**What is asked**
The records below must be duplicated exactly, character for character.

**Task input**

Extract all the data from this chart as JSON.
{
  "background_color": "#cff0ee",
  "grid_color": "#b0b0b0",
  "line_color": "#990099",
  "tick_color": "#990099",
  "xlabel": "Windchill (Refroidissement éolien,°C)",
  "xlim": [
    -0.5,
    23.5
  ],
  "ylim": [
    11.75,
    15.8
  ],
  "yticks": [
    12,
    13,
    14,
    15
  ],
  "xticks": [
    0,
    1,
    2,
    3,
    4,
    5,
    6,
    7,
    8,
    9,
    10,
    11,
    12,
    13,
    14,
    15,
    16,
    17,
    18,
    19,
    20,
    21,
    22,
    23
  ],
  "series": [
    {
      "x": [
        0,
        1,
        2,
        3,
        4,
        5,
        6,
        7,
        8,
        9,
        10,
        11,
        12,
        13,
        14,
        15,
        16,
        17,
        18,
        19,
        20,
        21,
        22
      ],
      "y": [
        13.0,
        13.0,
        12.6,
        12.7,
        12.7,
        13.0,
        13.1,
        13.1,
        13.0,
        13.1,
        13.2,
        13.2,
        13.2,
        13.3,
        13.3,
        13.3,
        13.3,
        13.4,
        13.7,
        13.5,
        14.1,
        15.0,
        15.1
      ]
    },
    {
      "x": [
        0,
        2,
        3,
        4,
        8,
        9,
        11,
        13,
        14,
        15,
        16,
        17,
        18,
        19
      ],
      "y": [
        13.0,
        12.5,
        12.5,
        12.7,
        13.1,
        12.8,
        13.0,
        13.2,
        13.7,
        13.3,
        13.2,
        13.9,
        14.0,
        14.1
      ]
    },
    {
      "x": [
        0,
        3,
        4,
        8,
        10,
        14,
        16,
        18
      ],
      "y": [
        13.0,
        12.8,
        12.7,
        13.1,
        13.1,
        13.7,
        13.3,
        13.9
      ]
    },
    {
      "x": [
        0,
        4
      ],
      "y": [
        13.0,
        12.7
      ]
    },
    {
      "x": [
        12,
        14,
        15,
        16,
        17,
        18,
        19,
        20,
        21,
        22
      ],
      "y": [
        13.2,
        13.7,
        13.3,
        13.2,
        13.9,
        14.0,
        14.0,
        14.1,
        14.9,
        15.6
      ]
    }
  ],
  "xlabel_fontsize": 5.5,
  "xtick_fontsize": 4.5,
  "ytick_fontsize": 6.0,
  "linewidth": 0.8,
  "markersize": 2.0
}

**Response for this exercise**
Extract all the data from this chart as JSON.
{
  "background_color": "#cff0ee",
  "grid_color": "#b0b0b0",
  "line_color": "#990099",
  "tick_color": "#990099",
  "xlabel": "Windchill (Refroidissement éolien,°C)",
  "xlim": [
    -0.5,
    23.5
  ],
  "ylim": [
    11.75,
    15.8
  ],
  "yticks": [
    12,
    13,
    14,
    15
  ],
  "xticks": [
    0,
    1,
    2,
    3,
    4,
    5,
    6,
    7,
    8,
    9,
    10,
    11,
    12,
    13,
    14,
    15,
    16,
    17,
    18,
    19,
    20,
    21,
    22,
    23
  ],
  "series": [
    {
      "x": [
        0,
        1,
        2,
        3,
        4,
        5,
        6,
        7,
        8,
        9,
        10,
        11,
        12,
        13,
        14,
        15,
        16,
        17,
        18,
        19,
        20,
        21,
        22
      ],
      "y": [
        13.0,
        13.0,
        12.6,
        12.7,
        12.7,
        13.0,
        13.1,
        13.1,
        13.0,
        13.1,
        13.2,
        13.2,
        13.2,
        13.3,
        13.3,
        13.3,
        13.3,
        13.4,
        13.7,
        13.5,
        14.1,
        15.0,
        15.1
      ]
    },
    {
      "x": [
        0,
        2,
        3,
        4,
        8,
        9,
        11,
        13,
        14,
        15,
        16,
        17,
        18,
        19
      ],
      "y": [
        13.0,
        12.5,
        12.5,
        12.7,
        13.1,
        12.8,
        13.0,
        13.2,
        13.7,
        13.3,
        13.2,
        13.9,
        14.0,
        14.1
      ]
    },
    {
      "x": [
        0,
        3,
        4,
        8,
        10,
        14,
        16,
        18
      ],
      "y": [
        13.0,
        12.8,
        12.7,
        13.1,
        13.1,
        13.7,
        13.3,
        13.9
      ]
    },
    {
      "x": [
        0,
        4
      ],
      "y": [
        13.0,
        12.7
      ]
    },
    {
      "x": [
        12,
        14,
        15,
        16,
        17,
        18,
        19,
        20,
        21,
        22
      ],
      "y": [
        13.2,
        13.7,
        13.3,
        13.2,
        13.9,
        14.0,
        14.0,
        14.1,
        14.9,
        15.6
      ]
    }
  ],
  "xlabel_fontsize": 5.5,
  "xtick_fontsize": 4.5,
  "ytick_fontsize": 6.0,
  "linewidth": 0.8,
  "markersize": 2.0
}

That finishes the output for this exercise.